TASK PROMPT:
Any pictures in the records below should be skipped; write out everything else exactly.

### LISTED ENTRIES ###

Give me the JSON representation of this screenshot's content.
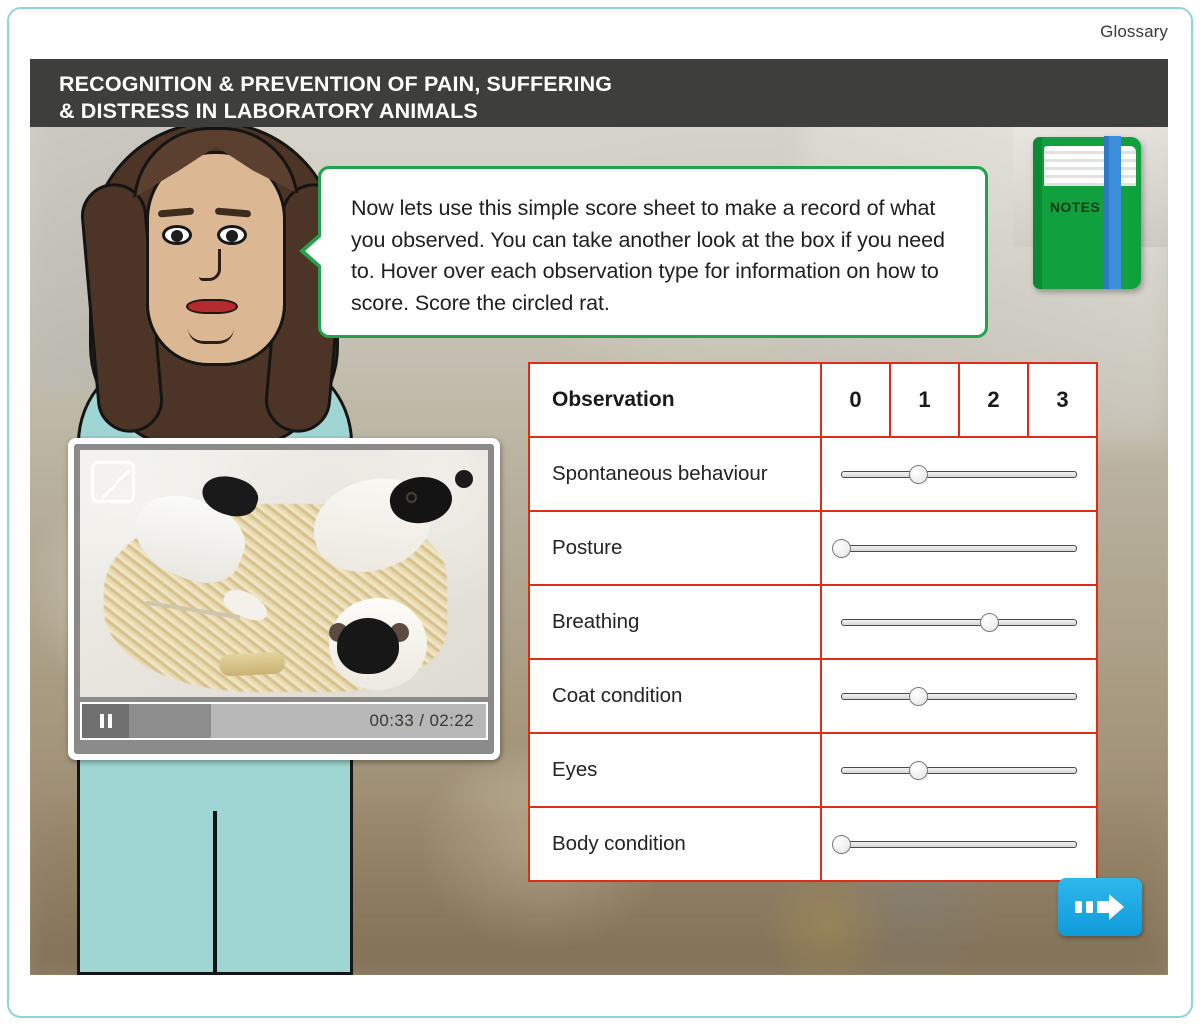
{
  "top_bar": {
    "glossary_label": "Glossary"
  },
  "header": {
    "title_line_1": "RECOGNITION & PREVENTION OF PAIN, SUFFERING",
    "title_line_2": "& DISTRESS IN LABORATORY ANIMALS"
  },
  "notes": {
    "label": "NOTES"
  },
  "speech_bubble": {
    "text": "Now lets use this simple score sheet to make a record of what you observed. You can take another look at the box if you need to. Hover over each observation type for information on how to score. Score the circled rat."
  },
  "video": {
    "current_time": "00:33",
    "total_time": "02:22",
    "time_display": "00:33 / 02:22",
    "progress_percent": 23,
    "state": "playing",
    "expand_icon": "expand-icon",
    "play_pause_icon": "pause-icon"
  },
  "score_sheet": {
    "observation_header": "Observation",
    "score_columns": [
      "0",
      "1",
      "2",
      "3"
    ],
    "rows": [
      {
        "label": "Spontaneous behaviour",
        "slider_percent": 33
      },
      {
        "label": "Posture",
        "slider_percent": 0
      },
      {
        "label": "Breathing",
        "slider_percent": 63
      },
      {
        "label": "Coat condition",
        "slider_percent": 33
      },
      {
        "label": "Eyes",
        "slider_percent": 33
      },
      {
        "label": "Body condition",
        "slider_percent": 0
      }
    ]
  },
  "navigation": {
    "next_icon": "next-arrow-icon"
  },
  "colors": {
    "frame_border": "#8ed3dd",
    "title_bar": "#3e3e3c",
    "table_border": "#e02b16",
    "bubble_border": "#22a24a",
    "next_button": "#0f9ada",
    "notes_cover": "#11a03e",
    "notes_bookmark": "#3d8fdc"
  }
}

###

RESPONSE:
Give me the JSON representation of this screenshot's content.
{
  "top_bar": {
    "glossary_label": "Glossary"
  },
  "header": {
    "title_line_1": "RECOGNITION & PREVENTION OF PAIN, SUFFERING",
    "title_line_2": "& DISTRESS IN LABORATORY ANIMALS"
  },
  "notes": {
    "label": "NOTES"
  },
  "speech_bubble": {
    "text": "Now lets use this simple score sheet to make a record of what you observed. You can take another look at the box if you need to. Hover over each observation type for information on how to score. Score the circled rat."
  },
  "video": {
    "current_time": "00:33",
    "total_time": "02:22",
    "time_display": "00:33 / 02:22",
    "progress_percent": 23,
    "state": "playing",
    "expand_icon": "expand-icon",
    "play_pause_icon": "pause-icon"
  },
  "score_sheet": {
    "observation_header": "Observation",
    "score_columns": [
      "0",
      "1",
      "2",
      "3"
    ],
    "rows": [
      {
        "label": "Spontaneous behaviour",
        "slider_percent": 33
      },
      {
        "label": "Posture",
        "slider_percent": 0
      },
      {
        "label": "Breathing",
        "slider_percent": 63
      },
      {
        "label": "Coat condition",
        "slider_percent": 33
      },
      {
        "label": "Eyes",
        "slider_percent": 33
      },
      {
        "label": "Body condition",
        "slider_percent": 0
      }
    ]
  },
  "navigation": {
    "next_icon": "next-arrow-icon"
  },
  "colors": {
    "frame_border": "#8ed3dd",
    "title_bar": "#3e3e3c",
    "table_border": "#e02b16",
    "bubble_border": "#22a24a",
    "next_button": "#0f9ada",
    "notes_cover": "#11a03e",
    "notes_bookmark": "#3d8fdc"
  }
}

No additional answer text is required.